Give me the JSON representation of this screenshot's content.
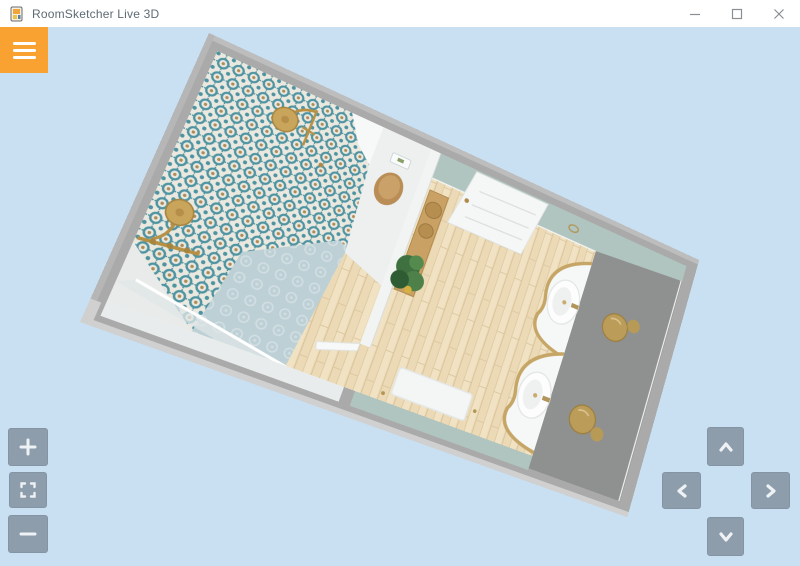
{
  "window": {
    "title": "RoomSketcher Live 3D",
    "app_icon": "roomsketcher-logo-icon",
    "controls": [
      {
        "name": "minimize-button",
        "icon": "minimize-icon"
      },
      {
        "name": "maximize-button",
        "icon": "maximize-icon"
      },
      {
        "name": "close-button",
        "icon": "close-icon"
      }
    ]
  },
  "menu": {
    "icon": "hamburger-menu-icon"
  },
  "viewport_controls": {
    "left_cluster": [
      {
        "name": "zoom-in-button",
        "icon": "plus-icon"
      },
      {
        "name": "fit-view-button",
        "icon": "fit-screen-icon"
      },
      {
        "name": "zoom-out-button",
        "icon": "minus-icon"
      }
    ],
    "right_cluster": [
      {
        "name": "pan-up-button",
        "icon": "chevron-up-icon"
      },
      {
        "name": "pan-left-button",
        "icon": "chevron-left-icon"
      },
      {
        "name": "pan-right-button",
        "icon": "chevron-right-icon"
      },
      {
        "name": "pan-down-button",
        "icon": "chevron-down-icon"
      }
    ]
  },
  "scene": {
    "type": "3d-dollhouse-floorplan",
    "rooms": [
      "shower room with patterned blue tile",
      "bathroom with double vanity"
    ],
    "fixtures": [
      "two brass shower heads",
      "wall-hung toilet with wood seat",
      "white panel door",
      "two curved white vanities with brass taps",
      "two brass wall lamps",
      "ladder shelf with plant",
      "bath mat"
    ]
  },
  "colors": {
    "canvas_background": "#c9e0f2",
    "titlebar_background": "#ffffff",
    "accent_orange": "#f9a232",
    "control_button_gray": "#8d9dac",
    "wall_gray": "#a9aaa9",
    "inner_wall_gray": "#8f9190",
    "tile_teal": "#4d93a2",
    "plain_tile": "#bdd0d5",
    "sage_wall": "#b0c4c0",
    "wood_floor": "#ecdab6",
    "brass": "#c2a261"
  }
}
++++++++++
### Job
Write out the records above exactly as they stand, leaving out every picture.

### Answer for the task
Give me the JSON representation of this screenshot's content.
{
  "window": {
    "title": "RoomSketcher Live 3D",
    "app_icon": "roomsketcher-logo-icon",
    "controls": [
      {
        "name": "minimize-button",
        "icon": "minimize-icon"
      },
      {
        "name": "maximize-button",
        "icon": "maximize-icon"
      },
      {
        "name": "close-button",
        "icon": "close-icon"
      }
    ]
  },
  "menu": {
    "icon": "hamburger-menu-icon"
  },
  "viewport_controls": {
    "left_cluster": [
      {
        "name": "zoom-in-button",
        "icon": "plus-icon"
      },
      {
        "name": "fit-view-button",
        "icon": "fit-screen-icon"
      },
      {
        "name": "zoom-out-button",
        "icon": "minus-icon"
      }
    ],
    "right_cluster": [
      {
        "name": "pan-up-button",
        "icon": "chevron-up-icon"
      },
      {
        "name": "pan-left-button",
        "icon": "chevron-left-icon"
      },
      {
        "name": "pan-right-button",
        "icon": "chevron-right-icon"
      },
      {
        "name": "pan-down-button",
        "icon": "chevron-down-icon"
      }
    ]
  },
  "scene": {
    "type": "3d-dollhouse-floorplan",
    "rooms": [
      "shower room with patterned blue tile",
      "bathroom with double vanity"
    ],
    "fixtures": [
      "two brass shower heads",
      "wall-hung toilet with wood seat",
      "white panel door",
      "two curved white vanities with brass taps",
      "two brass wall lamps",
      "ladder shelf with plant",
      "bath mat"
    ]
  },
  "colors": {
    "canvas_background": "#c9e0f2",
    "titlebar_background": "#ffffff",
    "accent_orange": "#f9a232",
    "control_button_gray": "#8d9dac",
    "wall_gray": "#a9aaa9",
    "inner_wall_gray": "#8f9190",
    "tile_teal": "#4d93a2",
    "plain_tile": "#bdd0d5",
    "sage_wall": "#b0c4c0",
    "wood_floor": "#ecdab6",
    "brass": "#c2a261"
  }
}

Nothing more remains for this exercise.